INSTRUCTIONS TO FOLLOW: Reproduce the listing that follows with no differences at all.
-- Begin --
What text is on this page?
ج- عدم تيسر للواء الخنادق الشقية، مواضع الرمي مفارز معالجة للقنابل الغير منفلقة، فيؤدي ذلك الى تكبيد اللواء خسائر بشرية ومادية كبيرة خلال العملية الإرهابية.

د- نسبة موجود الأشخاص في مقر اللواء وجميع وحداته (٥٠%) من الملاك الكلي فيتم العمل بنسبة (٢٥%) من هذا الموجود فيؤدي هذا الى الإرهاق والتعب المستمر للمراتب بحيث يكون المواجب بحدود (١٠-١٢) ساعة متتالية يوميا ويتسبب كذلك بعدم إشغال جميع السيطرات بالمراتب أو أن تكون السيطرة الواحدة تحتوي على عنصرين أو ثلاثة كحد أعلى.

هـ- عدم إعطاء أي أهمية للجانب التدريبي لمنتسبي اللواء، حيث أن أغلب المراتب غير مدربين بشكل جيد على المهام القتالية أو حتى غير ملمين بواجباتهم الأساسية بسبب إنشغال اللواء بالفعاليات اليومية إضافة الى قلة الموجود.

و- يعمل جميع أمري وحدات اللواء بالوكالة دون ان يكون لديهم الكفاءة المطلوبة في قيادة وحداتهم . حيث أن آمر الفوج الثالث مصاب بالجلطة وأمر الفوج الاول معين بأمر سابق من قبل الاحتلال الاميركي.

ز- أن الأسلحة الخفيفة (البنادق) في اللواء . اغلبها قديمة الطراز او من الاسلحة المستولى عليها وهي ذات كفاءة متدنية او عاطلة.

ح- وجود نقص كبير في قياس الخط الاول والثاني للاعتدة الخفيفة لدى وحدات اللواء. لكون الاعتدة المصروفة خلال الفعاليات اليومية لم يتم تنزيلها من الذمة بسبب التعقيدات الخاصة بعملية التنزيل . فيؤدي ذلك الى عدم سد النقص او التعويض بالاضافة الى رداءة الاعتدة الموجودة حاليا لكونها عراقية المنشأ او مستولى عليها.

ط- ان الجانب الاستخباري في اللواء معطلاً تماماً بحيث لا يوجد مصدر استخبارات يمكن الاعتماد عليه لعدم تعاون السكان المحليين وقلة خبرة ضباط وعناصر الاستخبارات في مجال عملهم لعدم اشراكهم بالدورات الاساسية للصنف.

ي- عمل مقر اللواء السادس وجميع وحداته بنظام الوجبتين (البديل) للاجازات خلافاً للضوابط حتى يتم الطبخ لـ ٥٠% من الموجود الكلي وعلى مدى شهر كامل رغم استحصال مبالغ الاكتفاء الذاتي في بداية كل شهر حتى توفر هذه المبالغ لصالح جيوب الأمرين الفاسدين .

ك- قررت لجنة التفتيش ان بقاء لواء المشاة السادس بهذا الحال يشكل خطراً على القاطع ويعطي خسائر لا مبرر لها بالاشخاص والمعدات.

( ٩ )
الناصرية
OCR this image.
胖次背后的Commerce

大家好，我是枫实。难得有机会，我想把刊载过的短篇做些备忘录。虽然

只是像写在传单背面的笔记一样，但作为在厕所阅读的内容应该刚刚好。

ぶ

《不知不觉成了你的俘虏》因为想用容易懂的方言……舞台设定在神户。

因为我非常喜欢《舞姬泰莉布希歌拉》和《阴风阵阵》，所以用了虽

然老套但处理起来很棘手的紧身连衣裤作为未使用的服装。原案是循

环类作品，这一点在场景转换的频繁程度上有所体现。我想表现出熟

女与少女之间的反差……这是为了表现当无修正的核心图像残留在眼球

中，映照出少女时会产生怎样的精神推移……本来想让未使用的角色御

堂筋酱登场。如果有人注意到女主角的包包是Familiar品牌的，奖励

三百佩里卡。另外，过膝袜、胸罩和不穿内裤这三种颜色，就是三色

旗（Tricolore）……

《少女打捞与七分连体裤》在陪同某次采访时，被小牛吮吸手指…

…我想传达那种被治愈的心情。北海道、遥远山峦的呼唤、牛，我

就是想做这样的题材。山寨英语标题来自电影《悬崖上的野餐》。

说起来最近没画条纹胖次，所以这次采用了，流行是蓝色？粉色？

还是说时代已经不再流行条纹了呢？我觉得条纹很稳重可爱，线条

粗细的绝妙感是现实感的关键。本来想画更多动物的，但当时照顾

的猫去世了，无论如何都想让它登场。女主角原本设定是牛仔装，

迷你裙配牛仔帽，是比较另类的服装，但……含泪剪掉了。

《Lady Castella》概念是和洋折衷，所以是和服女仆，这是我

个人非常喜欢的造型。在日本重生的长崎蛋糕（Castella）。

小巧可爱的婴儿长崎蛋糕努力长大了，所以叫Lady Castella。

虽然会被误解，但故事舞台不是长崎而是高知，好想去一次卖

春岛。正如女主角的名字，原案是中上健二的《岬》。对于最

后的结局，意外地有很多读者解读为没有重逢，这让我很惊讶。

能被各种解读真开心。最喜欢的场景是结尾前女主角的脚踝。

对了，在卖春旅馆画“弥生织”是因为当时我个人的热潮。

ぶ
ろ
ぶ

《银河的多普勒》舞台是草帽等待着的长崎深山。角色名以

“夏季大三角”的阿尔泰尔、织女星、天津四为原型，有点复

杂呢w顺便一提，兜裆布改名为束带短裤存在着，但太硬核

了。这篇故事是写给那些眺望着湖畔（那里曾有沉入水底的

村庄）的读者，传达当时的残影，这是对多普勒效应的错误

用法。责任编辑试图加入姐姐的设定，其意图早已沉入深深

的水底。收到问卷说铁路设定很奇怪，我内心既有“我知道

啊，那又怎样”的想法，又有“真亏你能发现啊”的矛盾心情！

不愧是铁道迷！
-- End --
TASK ANSWER:
What text is on this page?
ج- عدم تيسر للواء الخنادق الشقية، مواضع الرمي مفارز معالجة للقنابل الغير منفلقة، فيؤدي ذلك الى تكبيد اللواء خسائر بشرية ومادية كبيرة خلال العملية الإرهابية.

د- نسبة موجود الأشخاص في مقر اللواء وجميع وحداته (٥٠%) من الملاك الكلي فيتم العمل بنسبة (٢٥%) من هذا الموجود فيؤدي هذا الى الإرهاق والتعب المستمر للمراتب بحيث يكون المواجب بحدود (١٠-١٢) ساعة متتالية يوميا ويتسبب كذلك بعدم إشغال جميع السيطرات بالمراتب أو أن تكون السيطرة الواحدة تحتوي على عنصرين أو ثلاثة كحد أعلى.

هـ- عدم إعطاء أي أهمية للجانب التدريبي لمنتسبي اللواء، حيث أن أغلب المراتب غير مدربين بشكل جيد على المهام القتالية أو حتى غير ملمين بواجباتهم الأساسية بسبب إنشغال اللواء بالفعاليات اليومية إضافة الى قلة الموجود.

و- يعمل جميع أمري وحدات اللواء بالوكالة دون ان يكون لديهم الكفاءة المطلوبة في قيادة وحداتهم . حيث أن آمر الفوج الثالث مصاب بالجلطة وأمر الفوج الاول معين بأمر سابق من قبل الاحتلال الاميركي.

ز- أن الأسلحة الخفيفة (البنادق) في اللواء . اغلبها قديمة الطراز او من الاسلحة المستولى عليها وهي ذات كفاءة متدنية او عاطلة.

ح- وجود نقص كبير في قياس الخط الاول والثاني للاعتدة الخفيفة لدى وحدات اللواء. لكون الاعتدة المصروفة خلال الفعاليات اليومية لم يتم تنزيلها من الذمة بسبب التعقيدات الخاصة بعملية التنزيل . فيؤدي ذلك الى عدم سد النقص او التعويض بالاضافة الى رداءة الاعتدة الموجودة حاليا لكونها عراقية المنشأ او مستولى عليها.

ط- ان الجانب الاستخباري في اللواء معطلاً تماماً بحيث لا يوجد مصدر استخبارات يمكن الاعتماد عليه لعدم تعاون السكان المحليين وقلة خبرة ضباط وعناصر الاستخبارات في مجال عملهم لعدم اشراكهم بالدورات الاساسية للصنف.

ي- عمل مقر اللواء السادس وجميع وحداته بنظام الوجبتين (البديل) للاجازات خلافاً للضوابط حتى يتم الطبخ لـ ٥٠% من الموجود الكلي وعلى مدى شهر كامل رغم استحصال مبالغ الاكتفاء الذاتي في بداية كل شهر حتى توفر هذه المبالغ لصالح جيوب الأمرين الفاسدين .

ك- قررت لجنة التفتيش ان بقاء لواء المشاة السادس بهذا الحال يشكل خطراً على القاطع ويعطي خسائر لا مبرر لها بالاشخاص والمعدات.

( ٩ )
الناصرية
OCR this image.
胖次背后的Commerce

大家好，我是枫实。难得有机会，我想把刊载过的短篇做些备忘录。虽然

只是像写在传单背面的笔记一样，但作为在厕所阅读的内容应该刚刚好。

ぶ

《不知不觉成了你的俘虏》因为想用容易懂的方言……舞台设定在神户。

因为我非常喜欢《舞姬泰莉布希歌拉》和《阴风阵阵》，所以用了虽

然老套但处理起来很棘手的紧身连衣裤作为未使用的服装。原案是循

环类作品，这一点在场景转换的频繁程度上有所体现。我想表现出熟

女与少女之间的反差……这是为了表现当无修正的核心图像残留在眼球

中，映照出少女时会产生怎样的精神推移……本来想让未使用的角色御

堂筋酱登场。如果有人注意到女主角的包包是Familiar品牌的，奖励

三百佩里卡。另外，过膝袜、胸罩和不穿内裤这三种颜色，就是三色

旗（Tricolore）……

《少女打捞与七分连体裤》在陪同某次采访时，被小牛吮吸手指…

…我想传达那种被治愈的心情。北海道、遥远山峦的呼唤、牛，我

就是想做这样的题材。山寨英语标题来自电影《悬崖上的野餐》。

说起来最近没画条纹胖次，所以这次采用了，流行是蓝色？粉色？

还是说时代已经不再流行条纹了呢？我觉得条纹很稳重可爱，线条

粗细的绝妙感是现实感的关键。本来想画更多动物的，但当时照顾

的猫去世了，无论如何都想让它登场。女主角原本设定是牛仔装，

迷你裙配牛仔帽，是比较另类的服装，但……含泪剪掉了。

《Lady Castella》概念是和洋折衷，所以是和服女仆，这是我

个人非常喜欢的造型。在日本重生的长崎蛋糕（Castella）。

小巧可爱的婴儿长崎蛋糕努力长大了，所以叫Lady Castella。

虽然会被误解，但故事舞台不是长崎而是高知，好想去一次卖

春岛。正如女主角的名字，原案是中上健二的《岬》。对于最

后的结局，意外地有很多读者解读为没有重逢，这让我很惊讶。

能被各种解读真开心。最喜欢的场景是结尾前女主角的脚踝。

对了，在卖春旅馆画“弥生织”是因为当时我个人的热潮。

ぶ
ろ
ぶ

《银河的多普勒》舞台是草帽等待着的长崎深山。角色名以

“夏季大三角”的阿尔泰尔、织女星、天津四为原型，有点复

杂呢w顺便一提，兜裆布改名为束带短裤存在着，但太硬核

了。这篇故事是写给那些眺望着湖畔（那里曾有沉入水底的

村庄）的读者，传达当时的残影，这是对多普勒效应的错误

用法。责任编辑试图加入姐姐的设定，其意图早已沉入深深

的水底。收到问卷说铁路设定很奇怪，我内心既有“我知道

啊，那又怎样”的想法，又有“真亏你能发现啊”的矛盾心情！

不愧是铁道迷！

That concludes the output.